Saved entries>
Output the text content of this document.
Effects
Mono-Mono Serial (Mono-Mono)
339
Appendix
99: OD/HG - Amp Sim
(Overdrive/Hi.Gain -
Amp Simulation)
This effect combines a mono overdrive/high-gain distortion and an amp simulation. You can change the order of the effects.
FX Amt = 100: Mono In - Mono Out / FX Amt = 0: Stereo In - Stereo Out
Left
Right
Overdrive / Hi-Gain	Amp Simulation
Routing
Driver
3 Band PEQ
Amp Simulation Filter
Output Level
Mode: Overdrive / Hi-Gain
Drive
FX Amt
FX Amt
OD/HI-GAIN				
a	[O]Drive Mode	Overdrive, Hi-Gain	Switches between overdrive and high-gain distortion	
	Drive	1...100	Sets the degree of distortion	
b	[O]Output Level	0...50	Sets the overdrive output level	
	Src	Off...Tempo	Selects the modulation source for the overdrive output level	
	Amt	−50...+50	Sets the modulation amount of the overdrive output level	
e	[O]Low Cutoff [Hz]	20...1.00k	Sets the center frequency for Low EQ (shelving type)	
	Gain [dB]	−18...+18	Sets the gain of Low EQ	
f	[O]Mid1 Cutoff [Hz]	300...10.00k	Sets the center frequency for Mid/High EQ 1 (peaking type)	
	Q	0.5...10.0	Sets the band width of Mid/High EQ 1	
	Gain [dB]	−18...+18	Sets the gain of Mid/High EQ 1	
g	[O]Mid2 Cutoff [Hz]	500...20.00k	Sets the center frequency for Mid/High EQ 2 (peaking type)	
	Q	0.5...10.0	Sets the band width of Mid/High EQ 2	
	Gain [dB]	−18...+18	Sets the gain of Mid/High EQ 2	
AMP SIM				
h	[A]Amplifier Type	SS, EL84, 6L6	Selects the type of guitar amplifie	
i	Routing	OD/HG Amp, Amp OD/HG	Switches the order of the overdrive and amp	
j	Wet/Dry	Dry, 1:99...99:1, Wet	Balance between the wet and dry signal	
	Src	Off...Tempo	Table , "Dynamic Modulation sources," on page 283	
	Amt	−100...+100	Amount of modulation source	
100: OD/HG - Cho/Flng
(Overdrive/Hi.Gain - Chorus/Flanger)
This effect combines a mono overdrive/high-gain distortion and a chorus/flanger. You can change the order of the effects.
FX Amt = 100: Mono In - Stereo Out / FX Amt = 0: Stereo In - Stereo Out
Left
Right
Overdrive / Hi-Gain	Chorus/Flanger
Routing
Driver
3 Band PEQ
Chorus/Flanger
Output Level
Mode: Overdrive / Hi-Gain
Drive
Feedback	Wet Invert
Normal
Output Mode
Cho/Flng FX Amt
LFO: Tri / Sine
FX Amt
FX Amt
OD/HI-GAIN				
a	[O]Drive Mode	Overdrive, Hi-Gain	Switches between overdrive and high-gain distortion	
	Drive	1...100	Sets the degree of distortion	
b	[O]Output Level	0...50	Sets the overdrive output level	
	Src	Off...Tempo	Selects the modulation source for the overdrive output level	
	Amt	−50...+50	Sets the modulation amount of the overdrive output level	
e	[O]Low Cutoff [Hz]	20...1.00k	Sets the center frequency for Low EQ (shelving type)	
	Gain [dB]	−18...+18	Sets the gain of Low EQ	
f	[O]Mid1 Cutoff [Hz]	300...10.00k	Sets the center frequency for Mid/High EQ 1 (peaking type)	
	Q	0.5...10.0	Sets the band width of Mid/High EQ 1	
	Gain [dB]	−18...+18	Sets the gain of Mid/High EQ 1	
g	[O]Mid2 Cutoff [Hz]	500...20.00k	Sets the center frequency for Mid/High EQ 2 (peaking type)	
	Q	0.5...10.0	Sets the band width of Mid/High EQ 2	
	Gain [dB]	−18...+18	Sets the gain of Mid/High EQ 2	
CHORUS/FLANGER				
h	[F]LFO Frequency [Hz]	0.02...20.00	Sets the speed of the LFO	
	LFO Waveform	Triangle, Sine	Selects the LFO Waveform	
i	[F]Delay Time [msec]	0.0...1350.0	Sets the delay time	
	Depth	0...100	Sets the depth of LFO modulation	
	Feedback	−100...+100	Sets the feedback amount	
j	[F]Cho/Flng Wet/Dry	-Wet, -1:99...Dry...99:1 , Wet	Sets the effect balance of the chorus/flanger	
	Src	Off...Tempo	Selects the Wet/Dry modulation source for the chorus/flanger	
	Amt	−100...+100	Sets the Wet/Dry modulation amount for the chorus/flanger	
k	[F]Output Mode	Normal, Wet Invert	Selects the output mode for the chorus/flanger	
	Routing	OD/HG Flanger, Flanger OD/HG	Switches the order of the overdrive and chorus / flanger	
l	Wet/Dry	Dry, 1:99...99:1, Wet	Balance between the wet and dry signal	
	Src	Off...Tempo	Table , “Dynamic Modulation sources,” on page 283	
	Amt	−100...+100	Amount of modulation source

TO DO> Look through the entries above; copy every line holding the string "Invert".

THE COMPLETED TASK>
Feedback	Wet Invert
k	[F]Output Mode	Normal, Wet Invert	Selects the output mode for the chorus/flanger	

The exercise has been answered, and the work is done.